• _PROVIDED ENTRIES_

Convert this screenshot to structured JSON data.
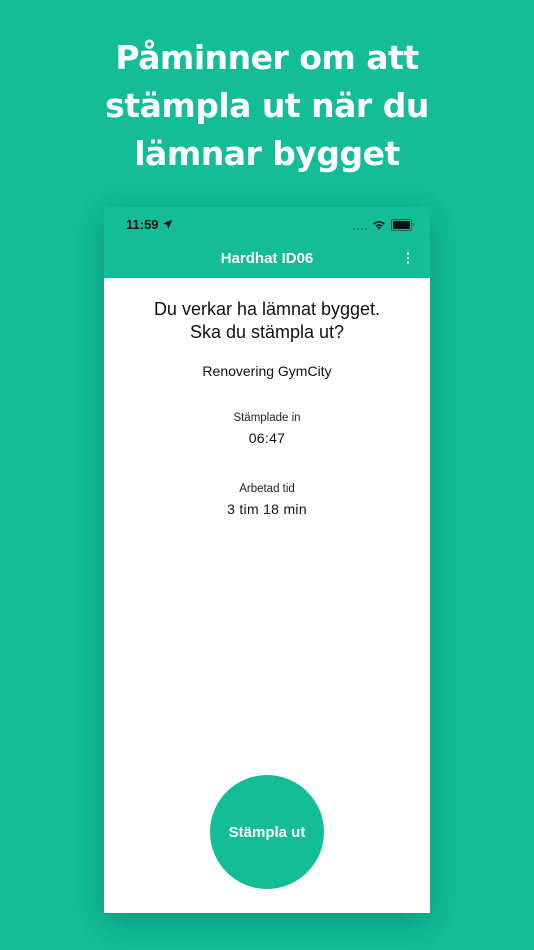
{
  "promo": {
    "lines": [
      "Påminner om att",
      "stämpla ut när du",
      "lämnar bygget"
    ]
  },
  "status_bar": {
    "time": "11:59",
    "icons": [
      "location-arrow-icon",
      "signal-icon",
      "wifi-icon",
      "battery-icon"
    ]
  },
  "app_bar": {
    "title": "Hardhat ID06",
    "menu_icon": "more-vertical-icon"
  },
  "prompt": {
    "line1": "Du verkar ha lämnat bygget.",
    "line2": "Ska du stämpla ut?"
  },
  "project_name": "Renovering GymCity",
  "stamped_in": {
    "label": "Stämplade in",
    "value": "06:47"
  },
  "worked_time": {
    "label": "Arbetad tid",
    "value": "3 tim 18 min"
  },
  "stamp_out_button": "Stämpla ut",
  "colors": {
    "brand": "#12bd98",
    "surface": "#ffffff",
    "text": "#111111"
  }
}
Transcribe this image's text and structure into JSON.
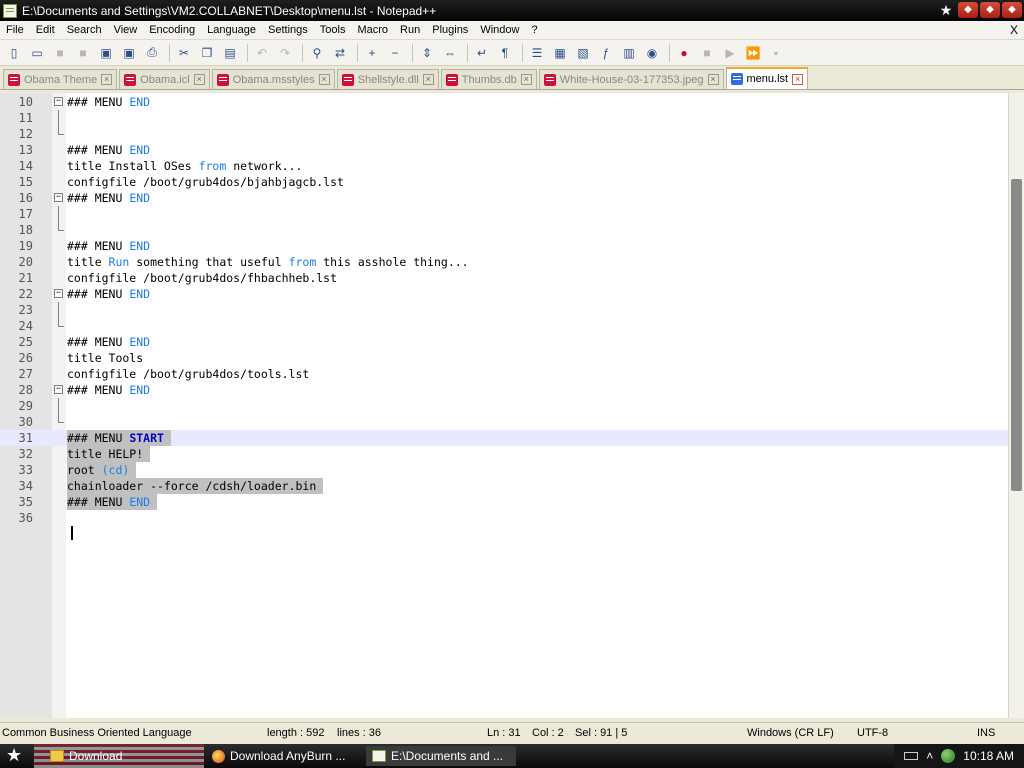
{
  "window": {
    "title": "E:\\Documents and Settings\\VM2.COLLABNET\\Desktop\\menu.lst - Notepad++",
    "buttons": {
      "star": "★",
      "restore_down": "◆",
      "restore_up": "◆",
      "close": "◆"
    }
  },
  "menubar": {
    "items": [
      "File",
      "Edit",
      "Search",
      "View",
      "Encoding",
      "Language",
      "Settings",
      "Tools",
      "Macro",
      "Run",
      "Plugins",
      "Window",
      "?"
    ],
    "close_doc": "X"
  },
  "toolbar": {
    "icons": [
      "new-file-icon",
      "open-file-icon",
      "save-icon",
      "save-all-icon",
      "close-icon",
      "close-all-icon",
      "print-icon",
      "cut-icon",
      "copy-icon",
      "paste-icon",
      "undo-icon",
      "redo-icon",
      "find-icon",
      "replace-icon",
      "zoom-in-icon",
      "zoom-out-icon",
      "sync-v-icon",
      "sync-h-icon",
      "word-wrap-icon",
      "show-all-chars-icon",
      "indent-guide-icon",
      "user-lang-icon",
      "doc-map-icon",
      "function-list-icon",
      "folder-workspace-icon",
      "monitor-icon",
      "record-macro-icon",
      "stop-record-icon",
      "play-macro-icon",
      "play-multiple-icon",
      "save-macro-icon"
    ]
  },
  "tabs": [
    {
      "label": "Obama Theme",
      "active": false
    },
    {
      "label": "Obama.icl",
      "active": false
    },
    {
      "label": "Obama.msstyles",
      "active": false
    },
    {
      "label": "Shellstyle.dll",
      "active": false
    },
    {
      "label": "Thumbs.db",
      "active": false
    },
    {
      "label": "White-House-03-177353.jpeg",
      "active": false
    },
    {
      "label": "menu.lst",
      "active": true
    }
  ],
  "editor": {
    "lines": [
      {
        "n": "10",
        "fold": "box",
        "parts": [
          {
            "t": "### MENU "
          },
          {
            "t": "END",
            "c": "kw"
          }
        ]
      },
      {
        "n": "11",
        "fold": "line",
        "parts": []
      },
      {
        "n": "12",
        "fold": "end",
        "parts": []
      },
      {
        "n": "13",
        "fold": "",
        "parts": [
          {
            "t": "### MENU "
          },
          {
            "t": "END",
            "c": "kw"
          }
        ]
      },
      {
        "n": "14",
        "fold": "",
        "parts": [
          {
            "t": "title Install OSes "
          },
          {
            "t": "from",
            "c": "kw"
          },
          {
            "t": " network..."
          }
        ]
      },
      {
        "n": "15",
        "fold": "",
        "parts": [
          {
            "t": "configfile /boot/grub4dos/bjahbjagcb.lst"
          }
        ]
      },
      {
        "n": "16",
        "fold": "box",
        "parts": [
          {
            "t": "### MENU "
          },
          {
            "t": "END",
            "c": "kw"
          }
        ]
      },
      {
        "n": "17",
        "fold": "line",
        "parts": []
      },
      {
        "n": "18",
        "fold": "end",
        "parts": []
      },
      {
        "n": "19",
        "fold": "",
        "parts": [
          {
            "t": "### MENU "
          },
          {
            "t": "END",
            "c": "kw"
          }
        ]
      },
      {
        "n": "20",
        "fold": "",
        "parts": [
          {
            "t": "title "
          },
          {
            "t": "Run",
            "c": "kw"
          },
          {
            "t": " something that useful "
          },
          {
            "t": "from",
            "c": "kw"
          },
          {
            "t": " this asshole thing..."
          }
        ]
      },
      {
        "n": "21",
        "fold": "",
        "parts": [
          {
            "t": "configfile /boot/grub4dos/fhbachheb.lst"
          }
        ]
      },
      {
        "n": "22",
        "fold": "box",
        "parts": [
          {
            "t": "### MENU "
          },
          {
            "t": "END",
            "c": "kw"
          }
        ]
      },
      {
        "n": "23",
        "fold": "line",
        "parts": []
      },
      {
        "n": "24",
        "fold": "end",
        "parts": []
      },
      {
        "n": "25",
        "fold": "",
        "parts": [
          {
            "t": "### MENU "
          },
          {
            "t": "END",
            "c": "kw"
          }
        ]
      },
      {
        "n": "26",
        "fold": "",
        "parts": [
          {
            "t": "title Tools"
          }
        ]
      },
      {
        "n": "27",
        "fold": "",
        "parts": [
          {
            "t": "configfile /boot/grub4dos/tools.lst"
          }
        ]
      },
      {
        "n": "28",
        "fold": "box",
        "parts": [
          {
            "t": "### MENU "
          },
          {
            "t": "END",
            "c": "kw"
          }
        ]
      },
      {
        "n": "29",
        "fold": "line",
        "parts": []
      },
      {
        "n": "30",
        "fold": "end",
        "parts": []
      },
      {
        "n": "31",
        "fold": "",
        "current": true,
        "selected": true,
        "parts": [
          {
            "t": "### MENU "
          },
          {
            "t": "START",
            "c": "kw2"
          },
          {
            "t": " "
          }
        ]
      },
      {
        "n": "32",
        "fold": "",
        "selected": true,
        "parts": [
          {
            "t": "title HELP! "
          }
        ]
      },
      {
        "n": "33",
        "fold": "",
        "selected": true,
        "parts": [
          {
            "t": "root "
          },
          {
            "t": "(cd)",
            "c": "kw"
          },
          {
            "t": " "
          }
        ]
      },
      {
        "n": "34",
        "fold": "",
        "selected": true,
        "parts": [
          {
            "t": "chainloader --force /cdsh/loader.bin "
          }
        ]
      },
      {
        "n": "35",
        "fold": "",
        "selected": true,
        "parts": [
          {
            "t": "### MENU "
          },
          {
            "t": "END",
            "c": "kw"
          },
          {
            "t": " "
          }
        ]
      },
      {
        "n": "36",
        "fold": "",
        "parts": []
      }
    ]
  },
  "statusbar": {
    "language": "Common Business Oriented Language",
    "length": "length : 592",
    "lines": "lines : 36",
    "ln": "Ln : 31",
    "col": "Col : 2",
    "sel": "Sel : 91 | 5",
    "eol": "Windows (CR LF)",
    "encoding": "UTF-8",
    "mode": "INS"
  },
  "taskbar": {
    "tasks": [
      {
        "label": "Download",
        "icon": "folder-icon"
      },
      {
        "label": "Download AnyBurn ...",
        "icon": "firefox-icon"
      },
      {
        "label": "E:\\Documents and ...",
        "icon": "notepad-icon"
      }
    ],
    "clock": "10:18 AM"
  },
  "colors": {
    "keyword": "#1a7ee0",
    "keyword_bold": "#0000c8",
    "selection": "#c0c0c0",
    "current_line": "#e8e8ff",
    "active_tab_accent": "#f6a728"
  }
}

• _REQUIRED TASK_
Leave out the pictures and copy everything else in the records word for word.

• _ANSWER TO THE TASK_
Convert this screenshot to structured JSON data.
{
  "promo": {
    "lines": [
      "Påminner om att",
      "stämpla ut när du",
      "lämnar bygget"
    ]
  },
  "status_bar": {
    "time": "11:59",
    "icons": [
      "location-arrow-icon",
      "signal-icon",
      "wifi-icon",
      "battery-icon"
    ]
  },
  "app_bar": {
    "title": "Hardhat ID06",
    "menu_icon": "more-vertical-icon"
  },
  "prompt": {
    "line1": "Du verkar ha lämnat bygget.",
    "line2": "Ska du stämpla ut?"
  },
  "project_name": "Renovering GymCity",
  "stamped_in": {
    "label": "Stämplade in",
    "value": "06:47"
  },
  "worked_time": {
    "label": "Arbetad tid",
    "value": "3 tim 18 min"
  },
  "stamp_out_button": "Stämpla ut",
  "colors": {
    "brand": "#12bd98",
    "surface": "#ffffff",
    "text": "#111111"
  }
}
Transcribe this image's text and structure into JSON.
{
  "window": {
    "title": "E:\\Documents and Settings\\VM2.COLLABNET\\Desktop\\menu.lst - Notepad++",
    "buttons": {
      "star": "★",
      "restore_down": "◆",
      "restore_up": "◆",
      "close": "◆"
    }
  },
  "menubar": {
    "items": [
      "File",
      "Edit",
      "Search",
      "View",
      "Encoding",
      "Language",
      "Settings",
      "Tools",
      "Macro",
      "Run",
      "Plugins",
      "Window",
      "?"
    ],
    "close_doc": "X"
  },
  "toolbar": {
    "icons": [
      "new-file-icon",
      "open-file-icon",
      "save-icon",
      "save-all-icon",
      "close-icon",
      "close-all-icon",
      "print-icon",
      "cut-icon",
      "copy-icon",
      "paste-icon",
      "undo-icon",
      "redo-icon",
      "find-icon",
      "replace-icon",
      "zoom-in-icon",
      "zoom-out-icon",
      "sync-v-icon",
      "sync-h-icon",
      "word-wrap-icon",
      "show-all-chars-icon",
      "indent-guide-icon",
      "user-lang-icon",
      "doc-map-icon",
      "function-list-icon",
      "folder-workspace-icon",
      "monitor-icon",
      "record-macro-icon",
      "stop-record-icon",
      "play-macro-icon",
      "play-multiple-icon",
      "save-macro-icon"
    ]
  },
  "tabs": [
    {
      "label": "Obama Theme",
      "active": false
    },
    {
      "label": "Obama.icl",
      "active": false
    },
    {
      "label": "Obama.msstyles",
      "active": false
    },
    {
      "label": "Shellstyle.dll",
      "active": false
    },
    {
      "label": "Thumbs.db",
      "active": false
    },
    {
      "label": "White-House-03-177353.jpeg",
      "active": false
    },
    {
      "label": "menu.lst",
      "active": true
    }
  ],
  "editor": {
    "lines": [
      {
        "n": "10",
        "fold": "box",
        "parts": [
          {
            "t": "### MENU "
          },
          {
            "t": "END",
            "c": "kw"
          }
        ]
      },
      {
        "n": "11",
        "fold": "line",
        "parts": []
      },
      {
        "n": "12",
        "fold": "end",
        "parts": []
      },
      {
        "n": "13",
        "fold": "",
        "parts": [
          {
            "t": "### MENU "
          },
          {
            "t": "END",
            "c": "kw"
          }
        ]
      },
      {
        "n": "14",
        "fold": "",
        "parts": [
          {
            "t": "title Install OSes "
          },
          {
            "t": "from",
            "c": "kw"
          },
          {
            "t": " network..."
          }
        ]
      },
      {
        "n": "15",
        "fold": "",
        "parts": [
          {
            "t": "configfile /boot/grub4dos/bjahbjagcb.lst"
          }
        ]
      },
      {
        "n": "16",
        "fold": "box",
        "parts": [
          {
            "t": "### MENU "
          },
          {
            "t": "END",
            "c": "kw"
          }
        ]
      },
      {
        "n": "17",
        "fold": "line",
        "parts": []
      },
      {
        "n": "18",
        "fold": "end",
        "parts": []
      },
      {
        "n": "19",
        "fold": "",
        "parts": [
          {
            "t": "### MENU "
          },
          {
            "t": "END",
            "c": "kw"
          }
        ]
      },
      {
        "n": "20",
        "fold": "",
        "parts": [
          {
            "t": "title "
          },
          {
            "t": "Run",
            "c": "kw"
          },
          {
            "t": " something that useful "
          },
          {
            "t": "from",
            "c": "kw"
          },
          {
            "t": " this asshole thing..."
          }
        ]
      },
      {
        "n": "21",
        "fold": "",
        "parts": [
          {
            "t": "configfile /boot/grub4dos/fhbachheb.lst"
          }
        ]
      },
      {
        "n": "22",
        "fold": "box",
        "parts": [
          {
            "t": "### MENU "
          },
          {
            "t": "END",
            "c": "kw"
          }
        ]
      },
      {
        "n": "23",
        "fold": "line",
        "parts": []
      },
      {
        "n": "24",
        "fold": "end",
        "parts": []
      },
      {
        "n": "25",
        "fold": "",
        "parts": [
          {
            "t": "### MENU "
          },
          {
            "t": "END",
            "c": "kw"
          }
        ]
      },
      {
        "n": "26",
        "fold": "",
        "parts": [
          {
            "t": "title Tools"
          }
        ]
      },
      {
        "n": "27",
        "fold": "",
        "parts": [
          {
            "t": "configfile /boot/grub4dos/tools.lst"
          }
        ]
      },
      {
        "n": "28",
        "fold": "box",
        "parts": [
          {
            "t": "### MENU "
          },
          {
            "t": "END",
            "c": "kw"
          }
        ]
      },
      {
        "n": "29",
        "fold": "line",
        "parts": []
      },
      {
        "n": "30",
        "fold": "end",
        "parts": []
      },
      {
        "n": "31",
        "fold": "",
        "current": true,
        "selected": true,
        "parts": [
          {
            "t": "### MENU "
          },
          {
            "t": "START",
            "c": "kw2"
          },
          {
            "t": " "
          }
        ]
      },
      {
        "n": "32",
        "fold": "",
        "selected": true,
        "parts": [
          {
            "t": "title HELP! "
          }
        ]
      },
      {
        "n": "33",
        "fold": "",
        "selected": true,
        "parts": [
          {
            "t": "root "
          },
          {
            "t": "(cd)",
            "c": "kw"
          },
          {
            "t": " "
          }
        ]
      },
      {
        "n": "34",
        "fold": "",
        "selected": true,
        "parts": [
          {
            "t": "chainloader --force /cdsh/loader.bin "
          }
        ]
      },
      {
        "n": "35",
        "fold": "",
        "selected": true,
        "parts": [
          {
            "t": "### MENU "
          },
          {
            "t": "END",
            "c": "kw"
          },
          {
            "t": " "
          }
        ]
      },
      {
        "n": "36",
        "fold": "",
        "parts": []
      }
    ]
  },
  "statusbar": {
    "language": "Common Business Oriented Language",
    "length": "length : 592",
    "lines": "lines : 36",
    "ln": "Ln : 31",
    "col": "Col : 2",
    "sel": "Sel : 91 | 5",
    "eol": "Windows (CR LF)",
    "encoding": "UTF-8",
    "mode": "INS"
  },
  "taskbar": {
    "tasks": [
      {
        "label": "Download",
        "icon": "folder-icon"
      },
      {
        "label": "Download AnyBurn ...",
        "icon": "firefox-icon"
      },
      {
        "label": "E:\\Documents and ...",
        "icon": "notepad-icon"
      }
    ],
    "clock": "10:18 AM"
  },
  "colors": {
    "keyword": "#1a7ee0",
    "keyword_bold": "#0000c8",
    "selection": "#c0c0c0",
    "current_line": "#e8e8ff",
    "active_tab_accent": "#f6a728"
  }
}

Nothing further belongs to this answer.